* Work to do *
Records follow. Copy every line with "screenshot".

* Provided data *
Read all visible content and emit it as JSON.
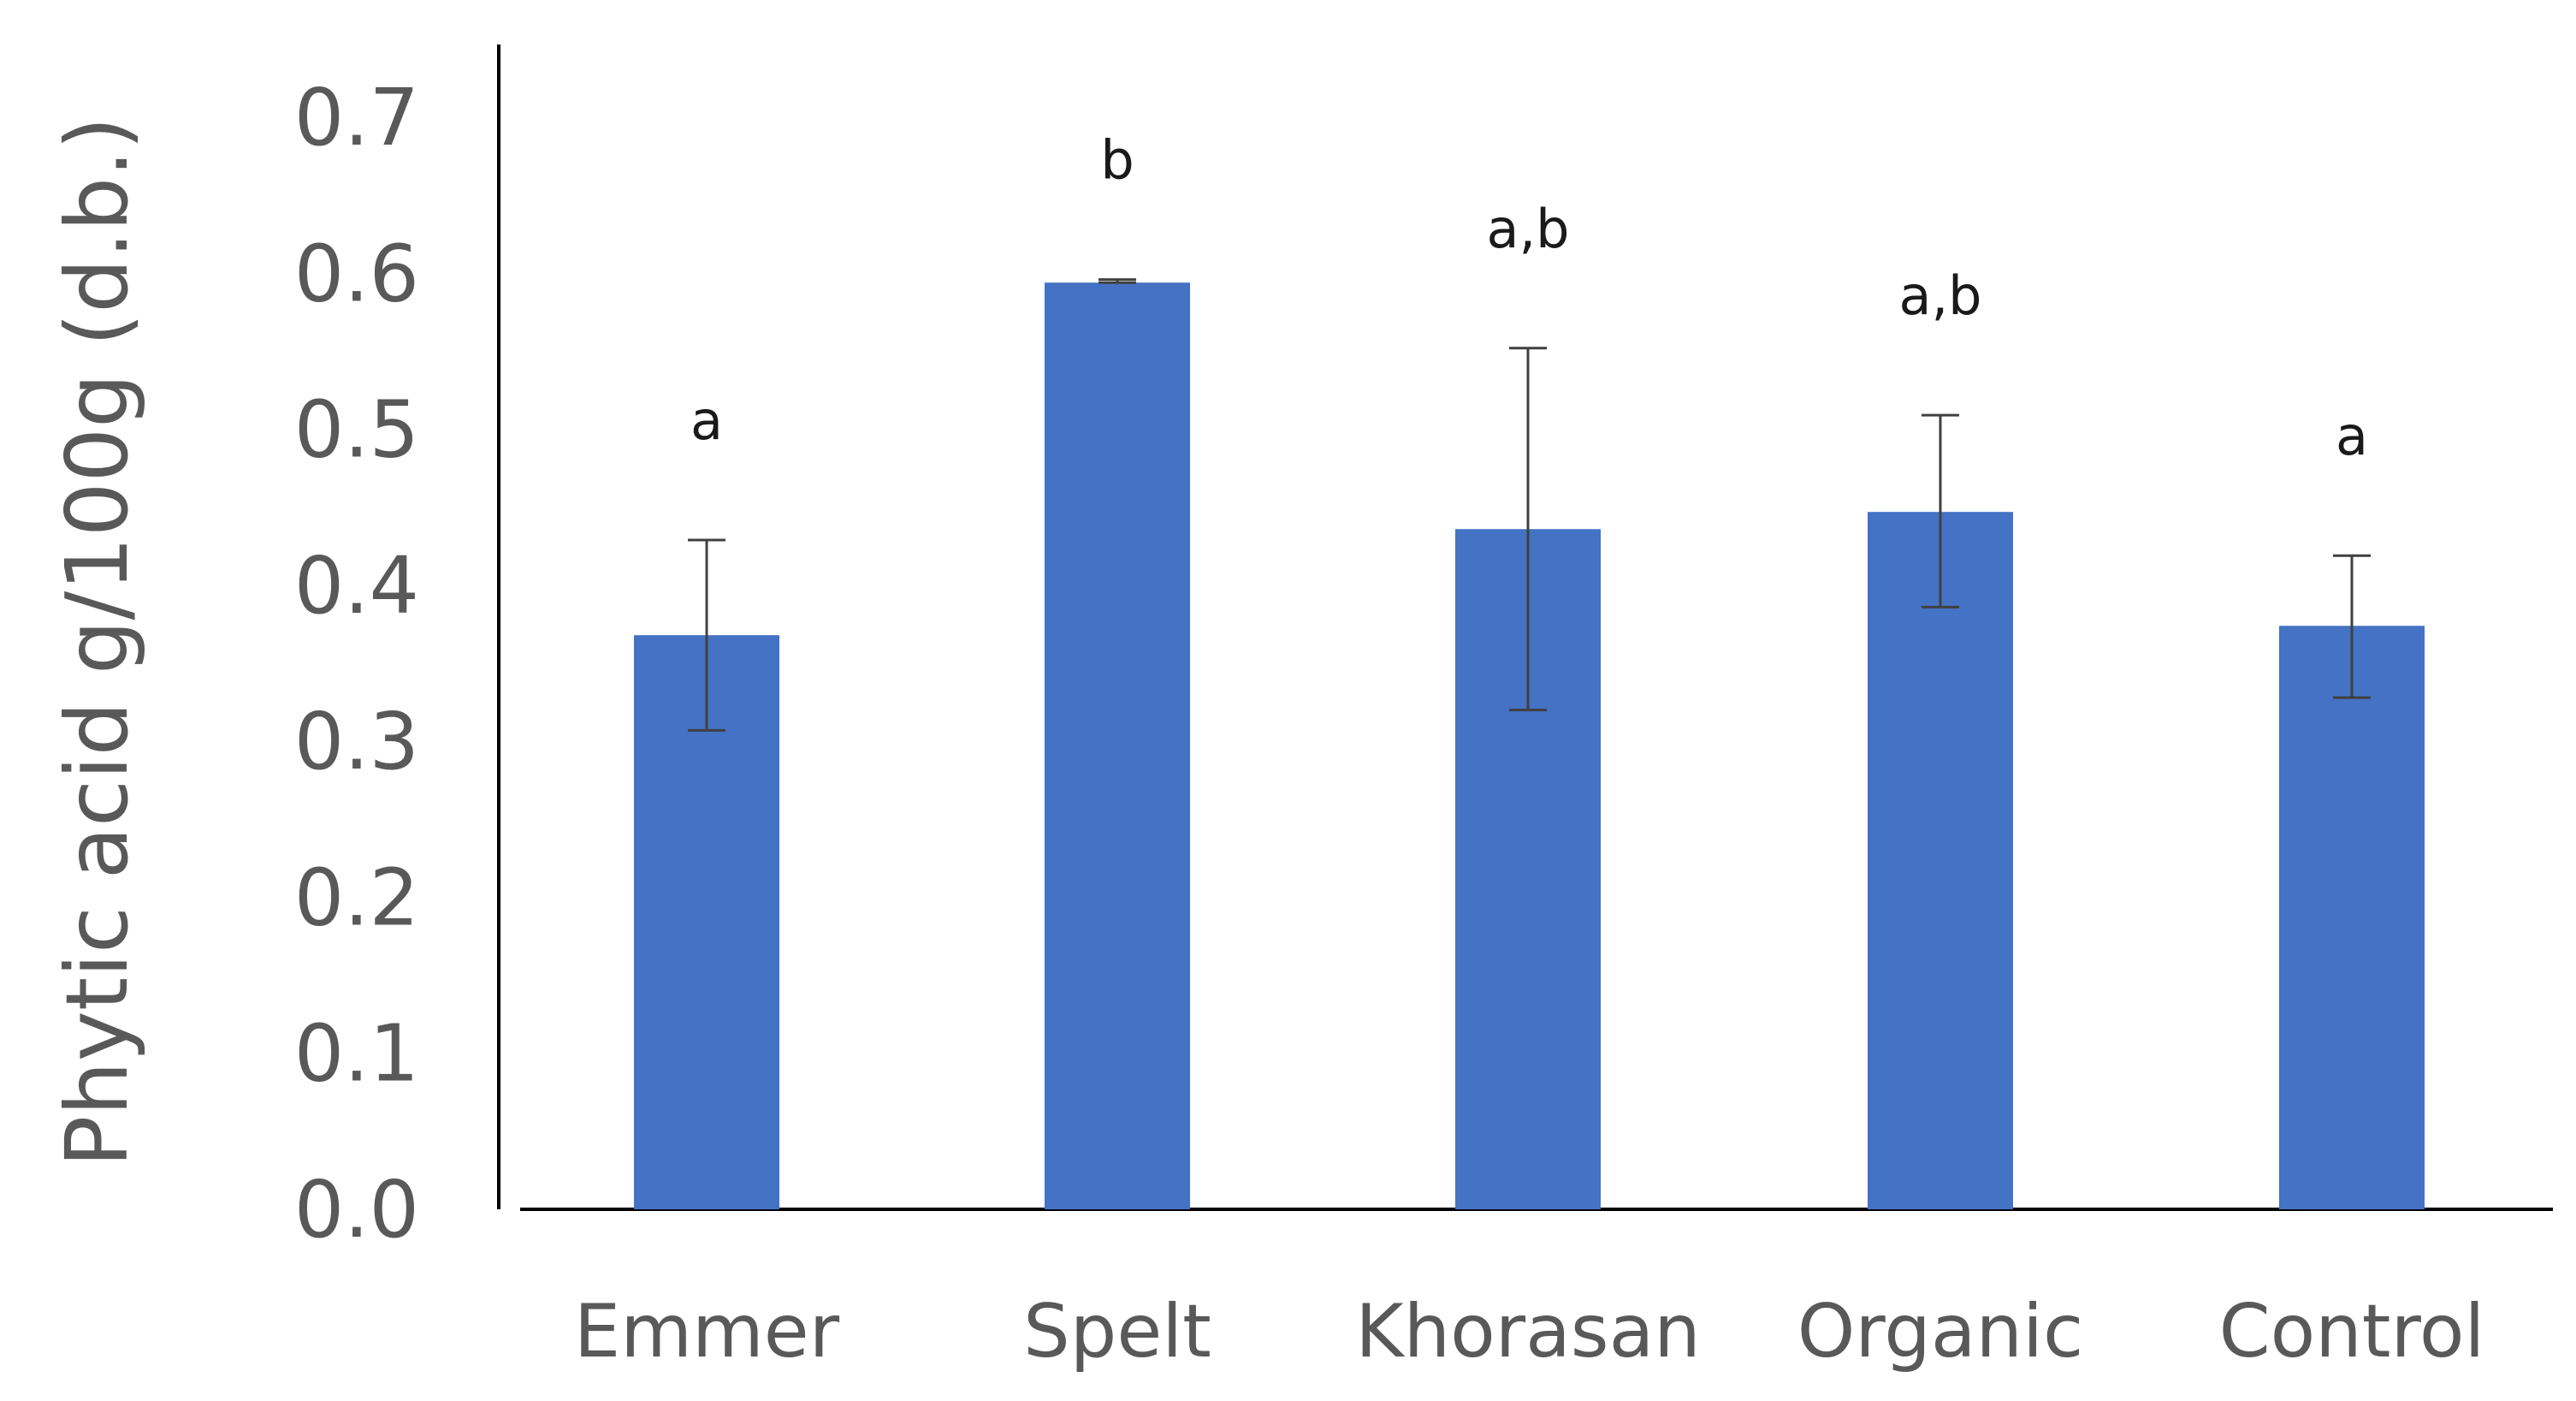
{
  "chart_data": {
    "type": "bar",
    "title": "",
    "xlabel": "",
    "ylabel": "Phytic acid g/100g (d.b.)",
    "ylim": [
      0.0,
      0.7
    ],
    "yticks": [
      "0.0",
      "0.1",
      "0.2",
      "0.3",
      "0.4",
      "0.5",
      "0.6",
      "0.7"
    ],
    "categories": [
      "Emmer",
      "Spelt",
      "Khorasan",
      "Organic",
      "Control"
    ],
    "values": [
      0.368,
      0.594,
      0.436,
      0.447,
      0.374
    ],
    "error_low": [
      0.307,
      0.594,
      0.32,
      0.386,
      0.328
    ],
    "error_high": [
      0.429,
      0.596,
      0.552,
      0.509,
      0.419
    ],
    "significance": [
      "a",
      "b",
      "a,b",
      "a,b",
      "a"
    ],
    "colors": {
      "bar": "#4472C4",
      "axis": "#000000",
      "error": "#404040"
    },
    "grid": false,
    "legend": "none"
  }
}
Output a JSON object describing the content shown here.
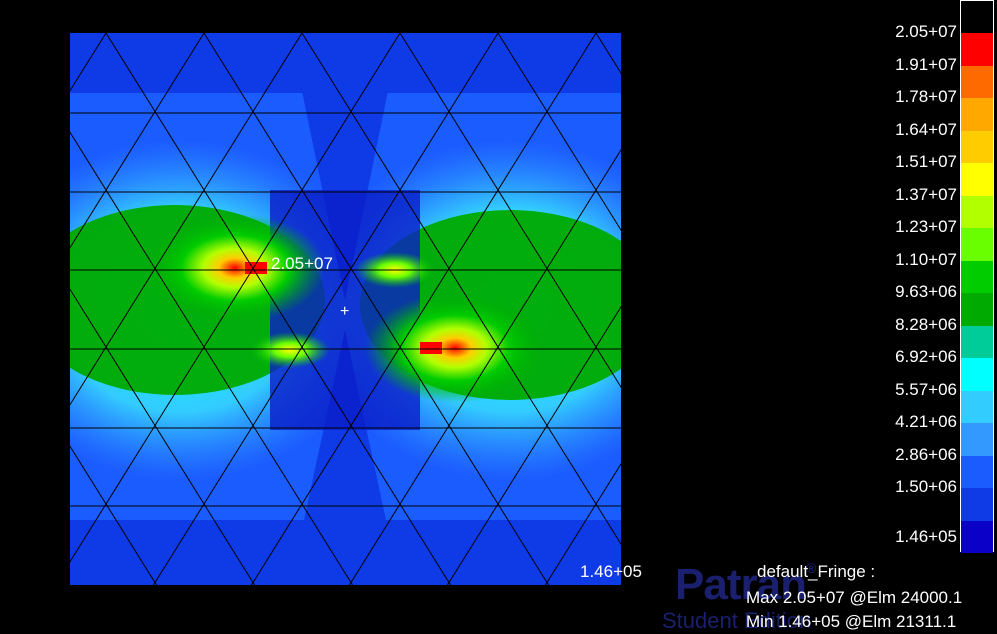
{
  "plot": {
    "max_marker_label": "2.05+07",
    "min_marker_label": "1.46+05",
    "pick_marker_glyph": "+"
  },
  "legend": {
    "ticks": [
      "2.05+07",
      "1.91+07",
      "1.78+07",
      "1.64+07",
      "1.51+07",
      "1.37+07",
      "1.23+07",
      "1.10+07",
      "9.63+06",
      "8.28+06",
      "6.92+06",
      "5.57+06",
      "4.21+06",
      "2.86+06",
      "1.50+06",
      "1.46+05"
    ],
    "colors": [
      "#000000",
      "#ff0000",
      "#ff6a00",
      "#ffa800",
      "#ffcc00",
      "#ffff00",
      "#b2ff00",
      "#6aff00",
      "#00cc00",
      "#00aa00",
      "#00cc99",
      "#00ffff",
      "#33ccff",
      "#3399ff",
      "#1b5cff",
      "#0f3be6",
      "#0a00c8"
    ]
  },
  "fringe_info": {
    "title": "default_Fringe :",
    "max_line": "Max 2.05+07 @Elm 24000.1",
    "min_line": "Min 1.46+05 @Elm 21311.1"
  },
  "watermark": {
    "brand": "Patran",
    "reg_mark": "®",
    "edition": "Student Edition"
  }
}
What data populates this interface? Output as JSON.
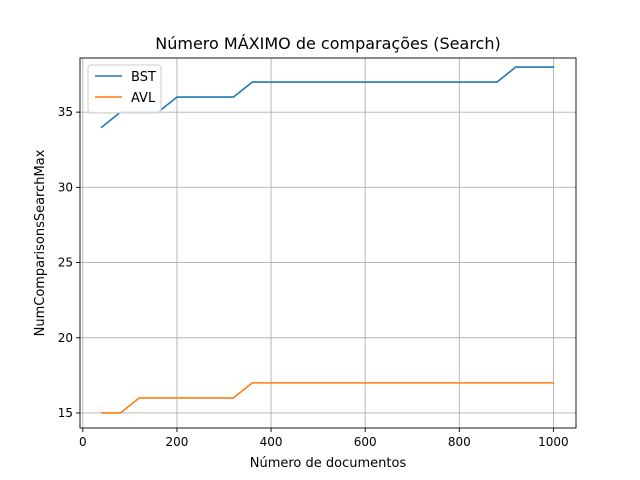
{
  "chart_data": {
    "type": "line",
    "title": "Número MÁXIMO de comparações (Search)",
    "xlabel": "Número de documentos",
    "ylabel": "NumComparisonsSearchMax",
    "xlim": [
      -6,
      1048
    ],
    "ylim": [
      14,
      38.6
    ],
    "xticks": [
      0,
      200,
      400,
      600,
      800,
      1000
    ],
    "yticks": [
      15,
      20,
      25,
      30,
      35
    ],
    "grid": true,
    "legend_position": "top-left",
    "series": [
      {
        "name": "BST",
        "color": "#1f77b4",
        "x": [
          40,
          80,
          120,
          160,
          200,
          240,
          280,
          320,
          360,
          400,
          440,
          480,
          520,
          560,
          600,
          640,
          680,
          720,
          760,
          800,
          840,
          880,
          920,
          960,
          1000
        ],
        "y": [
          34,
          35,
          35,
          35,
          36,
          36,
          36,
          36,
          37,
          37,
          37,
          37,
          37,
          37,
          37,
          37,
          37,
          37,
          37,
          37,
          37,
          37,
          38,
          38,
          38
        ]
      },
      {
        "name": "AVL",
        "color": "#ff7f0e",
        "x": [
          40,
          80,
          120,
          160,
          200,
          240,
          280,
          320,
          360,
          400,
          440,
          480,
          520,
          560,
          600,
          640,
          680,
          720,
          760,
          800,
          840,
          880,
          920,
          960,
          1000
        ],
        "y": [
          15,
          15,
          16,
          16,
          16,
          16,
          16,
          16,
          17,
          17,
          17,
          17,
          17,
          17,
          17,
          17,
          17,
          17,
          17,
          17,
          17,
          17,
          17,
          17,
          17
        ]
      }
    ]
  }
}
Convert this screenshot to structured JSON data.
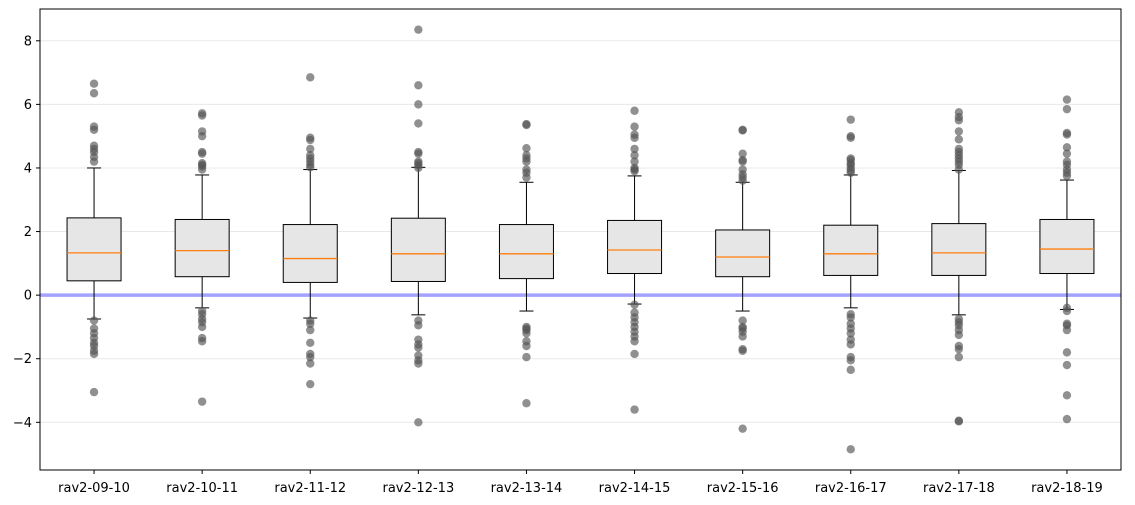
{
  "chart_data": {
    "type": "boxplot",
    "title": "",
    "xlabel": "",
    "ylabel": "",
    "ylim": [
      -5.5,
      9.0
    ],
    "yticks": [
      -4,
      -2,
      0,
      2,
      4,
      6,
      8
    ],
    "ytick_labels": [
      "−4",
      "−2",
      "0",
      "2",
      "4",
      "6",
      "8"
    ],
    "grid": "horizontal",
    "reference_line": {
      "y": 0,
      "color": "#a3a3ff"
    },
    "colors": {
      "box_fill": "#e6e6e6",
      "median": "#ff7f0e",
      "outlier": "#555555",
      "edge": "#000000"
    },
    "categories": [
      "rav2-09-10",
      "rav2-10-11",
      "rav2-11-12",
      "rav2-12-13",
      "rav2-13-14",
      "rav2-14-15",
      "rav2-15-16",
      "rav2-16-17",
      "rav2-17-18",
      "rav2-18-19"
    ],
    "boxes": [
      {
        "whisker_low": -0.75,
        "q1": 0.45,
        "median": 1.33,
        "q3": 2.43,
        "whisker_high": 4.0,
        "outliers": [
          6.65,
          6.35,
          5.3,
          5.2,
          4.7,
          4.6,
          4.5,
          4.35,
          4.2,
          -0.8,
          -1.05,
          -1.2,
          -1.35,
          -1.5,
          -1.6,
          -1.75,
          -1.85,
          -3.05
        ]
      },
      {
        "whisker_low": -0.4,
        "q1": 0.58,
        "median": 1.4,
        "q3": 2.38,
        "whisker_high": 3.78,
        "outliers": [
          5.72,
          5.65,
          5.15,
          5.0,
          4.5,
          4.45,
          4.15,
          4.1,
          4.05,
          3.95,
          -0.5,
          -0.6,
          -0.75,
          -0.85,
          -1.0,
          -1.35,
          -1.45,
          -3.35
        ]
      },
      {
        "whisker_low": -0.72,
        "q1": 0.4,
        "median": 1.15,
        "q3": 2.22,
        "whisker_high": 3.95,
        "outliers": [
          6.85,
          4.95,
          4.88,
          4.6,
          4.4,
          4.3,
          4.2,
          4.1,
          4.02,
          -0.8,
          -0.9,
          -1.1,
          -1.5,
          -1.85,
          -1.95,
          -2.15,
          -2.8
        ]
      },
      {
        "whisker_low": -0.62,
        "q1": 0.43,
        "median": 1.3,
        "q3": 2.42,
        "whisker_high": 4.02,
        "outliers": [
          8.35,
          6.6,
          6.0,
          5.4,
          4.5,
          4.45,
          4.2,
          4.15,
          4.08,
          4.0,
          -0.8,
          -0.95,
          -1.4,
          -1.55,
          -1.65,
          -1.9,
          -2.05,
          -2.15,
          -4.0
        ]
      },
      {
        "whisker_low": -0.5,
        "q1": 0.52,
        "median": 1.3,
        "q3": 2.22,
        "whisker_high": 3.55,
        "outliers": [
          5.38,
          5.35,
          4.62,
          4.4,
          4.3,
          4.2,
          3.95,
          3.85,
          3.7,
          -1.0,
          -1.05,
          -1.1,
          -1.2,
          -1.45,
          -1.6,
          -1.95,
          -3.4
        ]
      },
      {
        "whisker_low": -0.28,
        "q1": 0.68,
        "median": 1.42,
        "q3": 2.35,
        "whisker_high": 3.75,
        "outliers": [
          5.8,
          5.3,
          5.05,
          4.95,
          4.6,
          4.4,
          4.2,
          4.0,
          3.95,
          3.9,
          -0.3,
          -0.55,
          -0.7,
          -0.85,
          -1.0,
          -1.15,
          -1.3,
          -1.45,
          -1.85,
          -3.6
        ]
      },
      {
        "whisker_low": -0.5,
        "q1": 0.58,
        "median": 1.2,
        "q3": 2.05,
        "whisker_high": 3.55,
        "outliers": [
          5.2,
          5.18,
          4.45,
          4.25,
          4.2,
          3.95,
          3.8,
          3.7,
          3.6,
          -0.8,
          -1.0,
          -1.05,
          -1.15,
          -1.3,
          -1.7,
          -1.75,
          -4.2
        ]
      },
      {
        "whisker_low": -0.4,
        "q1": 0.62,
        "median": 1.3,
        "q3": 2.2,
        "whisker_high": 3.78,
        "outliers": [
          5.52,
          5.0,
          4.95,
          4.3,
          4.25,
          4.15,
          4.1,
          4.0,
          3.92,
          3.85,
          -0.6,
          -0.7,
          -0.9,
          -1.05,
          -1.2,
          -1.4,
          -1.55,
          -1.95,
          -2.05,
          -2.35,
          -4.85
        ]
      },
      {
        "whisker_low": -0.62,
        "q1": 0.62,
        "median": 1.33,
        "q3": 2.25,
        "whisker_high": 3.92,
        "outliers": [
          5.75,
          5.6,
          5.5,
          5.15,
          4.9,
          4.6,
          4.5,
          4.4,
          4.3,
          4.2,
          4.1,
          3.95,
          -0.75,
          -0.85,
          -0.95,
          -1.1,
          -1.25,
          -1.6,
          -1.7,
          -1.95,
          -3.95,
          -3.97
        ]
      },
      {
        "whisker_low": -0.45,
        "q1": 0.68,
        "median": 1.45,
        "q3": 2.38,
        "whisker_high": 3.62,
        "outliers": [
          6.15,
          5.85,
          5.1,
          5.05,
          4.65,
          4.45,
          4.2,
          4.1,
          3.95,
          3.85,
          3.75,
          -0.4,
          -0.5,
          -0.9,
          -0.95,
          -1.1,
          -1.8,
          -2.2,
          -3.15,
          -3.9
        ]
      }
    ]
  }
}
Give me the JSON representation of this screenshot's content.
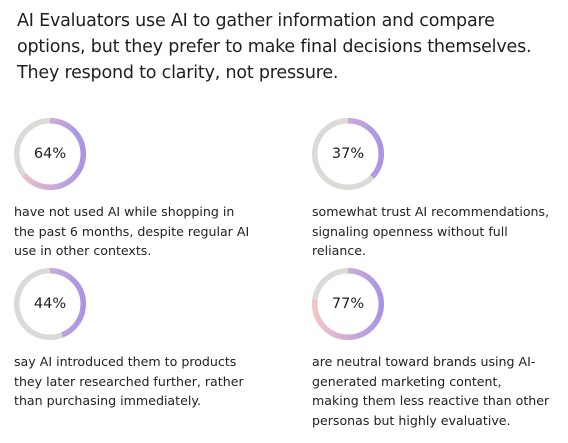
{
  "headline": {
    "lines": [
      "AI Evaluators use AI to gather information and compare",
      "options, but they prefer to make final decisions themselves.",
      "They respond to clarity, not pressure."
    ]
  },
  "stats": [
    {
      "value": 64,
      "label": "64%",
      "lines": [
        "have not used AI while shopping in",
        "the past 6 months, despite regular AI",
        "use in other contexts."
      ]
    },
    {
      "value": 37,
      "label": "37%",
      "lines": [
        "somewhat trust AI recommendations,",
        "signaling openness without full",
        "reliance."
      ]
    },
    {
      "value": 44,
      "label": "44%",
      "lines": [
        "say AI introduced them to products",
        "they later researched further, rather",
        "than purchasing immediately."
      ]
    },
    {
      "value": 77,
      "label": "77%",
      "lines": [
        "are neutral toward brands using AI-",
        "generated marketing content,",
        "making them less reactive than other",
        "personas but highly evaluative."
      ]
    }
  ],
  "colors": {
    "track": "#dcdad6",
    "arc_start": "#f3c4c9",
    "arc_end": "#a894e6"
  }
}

* Reply *
Convert this screenshot to structured JSON data.
Give me the JSON representation of this screenshot's content.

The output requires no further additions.